▶ _Problem description_: Extract every line of the material that holds the string "likes".

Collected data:
□ □ □ □

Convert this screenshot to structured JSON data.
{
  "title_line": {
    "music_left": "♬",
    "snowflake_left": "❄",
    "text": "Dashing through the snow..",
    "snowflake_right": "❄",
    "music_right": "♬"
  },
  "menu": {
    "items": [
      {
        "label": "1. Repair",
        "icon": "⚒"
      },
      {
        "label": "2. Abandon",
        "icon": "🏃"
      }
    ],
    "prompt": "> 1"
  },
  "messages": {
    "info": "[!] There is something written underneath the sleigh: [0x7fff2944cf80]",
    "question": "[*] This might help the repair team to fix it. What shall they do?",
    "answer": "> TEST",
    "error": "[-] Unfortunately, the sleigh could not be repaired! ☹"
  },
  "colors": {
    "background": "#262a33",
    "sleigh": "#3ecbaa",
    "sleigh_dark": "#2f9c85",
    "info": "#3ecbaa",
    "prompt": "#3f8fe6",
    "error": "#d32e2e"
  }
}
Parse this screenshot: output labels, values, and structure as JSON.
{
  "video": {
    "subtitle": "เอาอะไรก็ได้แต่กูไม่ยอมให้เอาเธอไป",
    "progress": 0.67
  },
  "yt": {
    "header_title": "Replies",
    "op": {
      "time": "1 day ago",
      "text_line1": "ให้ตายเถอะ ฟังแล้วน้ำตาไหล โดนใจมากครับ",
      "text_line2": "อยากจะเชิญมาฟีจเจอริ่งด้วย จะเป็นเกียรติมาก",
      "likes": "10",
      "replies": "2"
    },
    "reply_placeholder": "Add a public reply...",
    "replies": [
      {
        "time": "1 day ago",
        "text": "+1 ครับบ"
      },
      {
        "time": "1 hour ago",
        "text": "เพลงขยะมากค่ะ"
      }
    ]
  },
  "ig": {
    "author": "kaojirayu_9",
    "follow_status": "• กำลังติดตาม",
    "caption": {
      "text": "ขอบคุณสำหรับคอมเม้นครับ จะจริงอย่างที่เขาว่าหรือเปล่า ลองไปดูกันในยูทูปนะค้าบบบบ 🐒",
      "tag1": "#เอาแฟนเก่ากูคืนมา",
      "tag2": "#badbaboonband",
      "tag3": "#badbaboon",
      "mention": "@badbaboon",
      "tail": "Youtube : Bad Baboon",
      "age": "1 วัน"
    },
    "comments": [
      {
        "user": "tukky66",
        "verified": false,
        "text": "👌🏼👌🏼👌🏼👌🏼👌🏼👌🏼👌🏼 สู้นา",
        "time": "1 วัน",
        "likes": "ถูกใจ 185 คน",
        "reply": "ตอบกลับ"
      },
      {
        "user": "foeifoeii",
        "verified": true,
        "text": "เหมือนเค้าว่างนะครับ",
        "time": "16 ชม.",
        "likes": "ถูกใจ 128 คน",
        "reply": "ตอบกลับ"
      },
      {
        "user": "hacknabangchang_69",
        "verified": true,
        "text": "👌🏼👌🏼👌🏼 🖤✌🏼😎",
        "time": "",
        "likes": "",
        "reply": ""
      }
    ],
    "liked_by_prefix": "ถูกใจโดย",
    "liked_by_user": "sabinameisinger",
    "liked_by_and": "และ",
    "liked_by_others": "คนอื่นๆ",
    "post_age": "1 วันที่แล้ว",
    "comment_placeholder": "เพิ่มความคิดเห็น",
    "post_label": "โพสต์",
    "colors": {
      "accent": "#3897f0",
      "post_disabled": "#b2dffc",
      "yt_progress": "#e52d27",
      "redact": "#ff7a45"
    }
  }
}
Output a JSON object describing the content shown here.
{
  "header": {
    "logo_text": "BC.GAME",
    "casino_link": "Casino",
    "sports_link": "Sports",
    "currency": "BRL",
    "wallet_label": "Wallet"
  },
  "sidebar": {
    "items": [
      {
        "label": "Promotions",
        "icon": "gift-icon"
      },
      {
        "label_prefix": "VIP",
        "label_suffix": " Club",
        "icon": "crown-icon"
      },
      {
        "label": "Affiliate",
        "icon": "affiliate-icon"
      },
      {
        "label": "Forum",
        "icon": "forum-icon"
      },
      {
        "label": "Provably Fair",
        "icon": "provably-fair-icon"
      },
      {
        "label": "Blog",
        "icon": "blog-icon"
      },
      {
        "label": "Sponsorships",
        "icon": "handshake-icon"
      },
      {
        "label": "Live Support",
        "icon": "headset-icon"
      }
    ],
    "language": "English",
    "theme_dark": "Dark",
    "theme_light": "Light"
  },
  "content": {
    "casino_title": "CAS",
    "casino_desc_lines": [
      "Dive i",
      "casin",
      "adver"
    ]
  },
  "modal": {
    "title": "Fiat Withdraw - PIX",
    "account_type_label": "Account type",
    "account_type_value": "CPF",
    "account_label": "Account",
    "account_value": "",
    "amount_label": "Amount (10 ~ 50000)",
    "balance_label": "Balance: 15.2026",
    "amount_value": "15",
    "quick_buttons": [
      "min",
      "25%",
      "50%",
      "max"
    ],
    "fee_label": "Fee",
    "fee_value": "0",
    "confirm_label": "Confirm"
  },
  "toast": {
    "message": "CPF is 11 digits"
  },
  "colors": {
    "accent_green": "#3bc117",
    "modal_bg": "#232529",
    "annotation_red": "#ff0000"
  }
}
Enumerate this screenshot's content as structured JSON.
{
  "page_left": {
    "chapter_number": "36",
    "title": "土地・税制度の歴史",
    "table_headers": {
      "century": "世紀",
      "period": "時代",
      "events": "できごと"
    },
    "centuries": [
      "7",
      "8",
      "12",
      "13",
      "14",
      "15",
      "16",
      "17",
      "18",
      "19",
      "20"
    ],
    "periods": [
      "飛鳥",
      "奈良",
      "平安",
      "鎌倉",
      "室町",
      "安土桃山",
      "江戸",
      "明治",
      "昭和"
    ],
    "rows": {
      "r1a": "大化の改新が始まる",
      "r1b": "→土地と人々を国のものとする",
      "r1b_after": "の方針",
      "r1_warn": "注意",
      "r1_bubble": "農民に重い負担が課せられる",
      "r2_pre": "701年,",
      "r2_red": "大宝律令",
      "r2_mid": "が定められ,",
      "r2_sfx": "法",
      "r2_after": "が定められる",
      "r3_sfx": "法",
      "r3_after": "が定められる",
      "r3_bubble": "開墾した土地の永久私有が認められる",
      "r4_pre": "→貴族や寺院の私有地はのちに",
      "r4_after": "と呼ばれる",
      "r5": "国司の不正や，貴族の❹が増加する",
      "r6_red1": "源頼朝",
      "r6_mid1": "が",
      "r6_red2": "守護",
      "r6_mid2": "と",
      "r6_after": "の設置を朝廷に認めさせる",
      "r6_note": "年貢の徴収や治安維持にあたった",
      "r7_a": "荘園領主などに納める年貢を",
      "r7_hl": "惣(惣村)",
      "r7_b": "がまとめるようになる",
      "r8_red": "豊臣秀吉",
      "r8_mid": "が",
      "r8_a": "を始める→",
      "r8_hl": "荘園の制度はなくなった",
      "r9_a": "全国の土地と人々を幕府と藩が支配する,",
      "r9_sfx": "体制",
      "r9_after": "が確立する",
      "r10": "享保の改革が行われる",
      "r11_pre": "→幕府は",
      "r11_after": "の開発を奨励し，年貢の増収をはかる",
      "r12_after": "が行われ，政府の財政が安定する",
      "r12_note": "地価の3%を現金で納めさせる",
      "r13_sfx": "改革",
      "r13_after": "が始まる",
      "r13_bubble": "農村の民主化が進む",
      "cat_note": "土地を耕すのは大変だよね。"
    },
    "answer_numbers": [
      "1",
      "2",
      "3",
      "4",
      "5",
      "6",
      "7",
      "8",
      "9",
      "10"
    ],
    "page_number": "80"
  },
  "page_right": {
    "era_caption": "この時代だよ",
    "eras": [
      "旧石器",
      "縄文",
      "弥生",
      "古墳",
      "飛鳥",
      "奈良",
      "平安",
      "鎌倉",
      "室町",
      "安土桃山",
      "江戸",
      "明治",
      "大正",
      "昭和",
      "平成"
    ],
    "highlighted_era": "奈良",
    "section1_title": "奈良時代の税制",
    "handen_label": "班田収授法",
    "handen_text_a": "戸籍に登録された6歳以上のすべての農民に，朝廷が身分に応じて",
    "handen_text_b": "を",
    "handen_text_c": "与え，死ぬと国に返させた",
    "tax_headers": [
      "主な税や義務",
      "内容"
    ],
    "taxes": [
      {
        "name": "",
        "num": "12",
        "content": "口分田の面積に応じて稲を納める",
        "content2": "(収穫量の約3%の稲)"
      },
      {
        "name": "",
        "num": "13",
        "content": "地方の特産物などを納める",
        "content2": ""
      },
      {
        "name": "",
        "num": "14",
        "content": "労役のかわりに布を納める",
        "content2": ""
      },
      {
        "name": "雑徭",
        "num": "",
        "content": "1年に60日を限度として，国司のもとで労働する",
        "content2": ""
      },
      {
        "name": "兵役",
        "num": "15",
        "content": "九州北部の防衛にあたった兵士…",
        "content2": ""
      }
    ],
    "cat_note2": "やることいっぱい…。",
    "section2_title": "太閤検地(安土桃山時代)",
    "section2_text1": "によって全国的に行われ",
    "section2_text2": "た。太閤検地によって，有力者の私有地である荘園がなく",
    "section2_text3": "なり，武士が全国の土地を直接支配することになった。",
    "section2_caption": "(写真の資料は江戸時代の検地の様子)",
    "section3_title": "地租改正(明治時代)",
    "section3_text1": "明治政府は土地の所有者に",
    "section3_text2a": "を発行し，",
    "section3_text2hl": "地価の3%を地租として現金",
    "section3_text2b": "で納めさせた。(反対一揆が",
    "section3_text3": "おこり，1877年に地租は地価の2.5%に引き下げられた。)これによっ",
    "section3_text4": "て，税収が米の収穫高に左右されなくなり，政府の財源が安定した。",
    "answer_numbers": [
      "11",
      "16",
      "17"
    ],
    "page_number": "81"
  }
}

□ □ □ □

▶ _Output for this task_:
      "likes": "10",
        "likes": "ถูกใจ 185 คน",
        "likes": "ถูกใจ 128 คน",
        "likes": "",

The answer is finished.